#### Task prompt:
Tally the lines in these records that hold the string "hébergement", and reply with the number alone.

■ ■ ■ ■ ■

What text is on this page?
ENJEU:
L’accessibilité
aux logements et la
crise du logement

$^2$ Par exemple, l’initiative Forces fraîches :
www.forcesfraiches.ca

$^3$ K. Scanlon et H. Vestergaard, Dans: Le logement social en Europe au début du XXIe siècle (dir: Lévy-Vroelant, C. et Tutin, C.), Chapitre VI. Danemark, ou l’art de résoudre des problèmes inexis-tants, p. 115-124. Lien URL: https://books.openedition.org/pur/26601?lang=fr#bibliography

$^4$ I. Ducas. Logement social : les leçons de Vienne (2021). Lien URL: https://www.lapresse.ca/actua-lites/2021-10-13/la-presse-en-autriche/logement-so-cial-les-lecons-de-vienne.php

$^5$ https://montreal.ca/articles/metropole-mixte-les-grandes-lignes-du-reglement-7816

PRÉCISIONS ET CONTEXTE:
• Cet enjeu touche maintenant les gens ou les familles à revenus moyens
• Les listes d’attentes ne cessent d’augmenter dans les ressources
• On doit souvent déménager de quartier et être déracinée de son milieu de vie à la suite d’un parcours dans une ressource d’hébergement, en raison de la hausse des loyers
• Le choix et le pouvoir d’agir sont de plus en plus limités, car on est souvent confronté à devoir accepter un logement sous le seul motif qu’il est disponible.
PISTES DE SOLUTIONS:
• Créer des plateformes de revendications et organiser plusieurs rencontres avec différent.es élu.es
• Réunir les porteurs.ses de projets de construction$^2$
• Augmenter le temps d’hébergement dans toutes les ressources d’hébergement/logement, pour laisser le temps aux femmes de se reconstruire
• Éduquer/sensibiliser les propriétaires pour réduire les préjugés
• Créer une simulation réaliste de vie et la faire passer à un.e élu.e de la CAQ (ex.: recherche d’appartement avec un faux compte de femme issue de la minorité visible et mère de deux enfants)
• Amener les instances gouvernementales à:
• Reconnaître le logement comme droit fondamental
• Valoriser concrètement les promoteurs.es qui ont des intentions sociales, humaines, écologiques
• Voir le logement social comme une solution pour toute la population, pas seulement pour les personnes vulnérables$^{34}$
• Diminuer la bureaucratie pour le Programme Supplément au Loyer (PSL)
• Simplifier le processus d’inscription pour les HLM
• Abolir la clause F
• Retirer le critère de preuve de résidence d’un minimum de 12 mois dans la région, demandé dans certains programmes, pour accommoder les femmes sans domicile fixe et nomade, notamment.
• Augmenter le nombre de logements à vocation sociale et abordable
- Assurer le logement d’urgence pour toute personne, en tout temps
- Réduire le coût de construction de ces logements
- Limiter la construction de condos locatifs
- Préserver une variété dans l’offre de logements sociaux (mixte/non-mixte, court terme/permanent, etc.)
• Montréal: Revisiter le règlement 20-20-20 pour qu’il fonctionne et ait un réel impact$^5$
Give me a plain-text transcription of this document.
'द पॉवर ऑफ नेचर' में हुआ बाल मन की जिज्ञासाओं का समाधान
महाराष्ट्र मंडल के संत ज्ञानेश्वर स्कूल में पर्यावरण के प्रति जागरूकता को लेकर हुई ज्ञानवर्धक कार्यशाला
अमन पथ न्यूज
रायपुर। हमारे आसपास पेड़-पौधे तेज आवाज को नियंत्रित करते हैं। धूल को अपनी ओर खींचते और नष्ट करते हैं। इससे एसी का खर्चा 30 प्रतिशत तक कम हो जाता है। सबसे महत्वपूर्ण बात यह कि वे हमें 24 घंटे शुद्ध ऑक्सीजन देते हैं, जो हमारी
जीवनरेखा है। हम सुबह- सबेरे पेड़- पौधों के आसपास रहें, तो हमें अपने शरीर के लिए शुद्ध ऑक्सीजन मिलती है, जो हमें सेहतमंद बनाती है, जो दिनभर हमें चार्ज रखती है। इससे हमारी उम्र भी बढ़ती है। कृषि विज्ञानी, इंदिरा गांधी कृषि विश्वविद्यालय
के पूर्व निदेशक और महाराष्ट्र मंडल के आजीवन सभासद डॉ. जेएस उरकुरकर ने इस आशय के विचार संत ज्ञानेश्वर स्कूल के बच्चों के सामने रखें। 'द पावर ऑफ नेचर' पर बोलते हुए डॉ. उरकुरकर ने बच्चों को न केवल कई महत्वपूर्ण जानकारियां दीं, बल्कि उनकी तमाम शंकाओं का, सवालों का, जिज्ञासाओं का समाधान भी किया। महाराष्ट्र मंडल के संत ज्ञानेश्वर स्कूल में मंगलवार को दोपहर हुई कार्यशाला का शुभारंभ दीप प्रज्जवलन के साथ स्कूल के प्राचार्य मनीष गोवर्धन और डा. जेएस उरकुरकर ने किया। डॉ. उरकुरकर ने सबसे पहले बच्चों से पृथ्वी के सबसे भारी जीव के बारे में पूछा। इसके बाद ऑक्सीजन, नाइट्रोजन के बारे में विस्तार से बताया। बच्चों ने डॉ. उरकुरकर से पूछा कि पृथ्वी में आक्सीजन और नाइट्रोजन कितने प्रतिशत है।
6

■ ■ ■ ■ ■

#### Task response:
2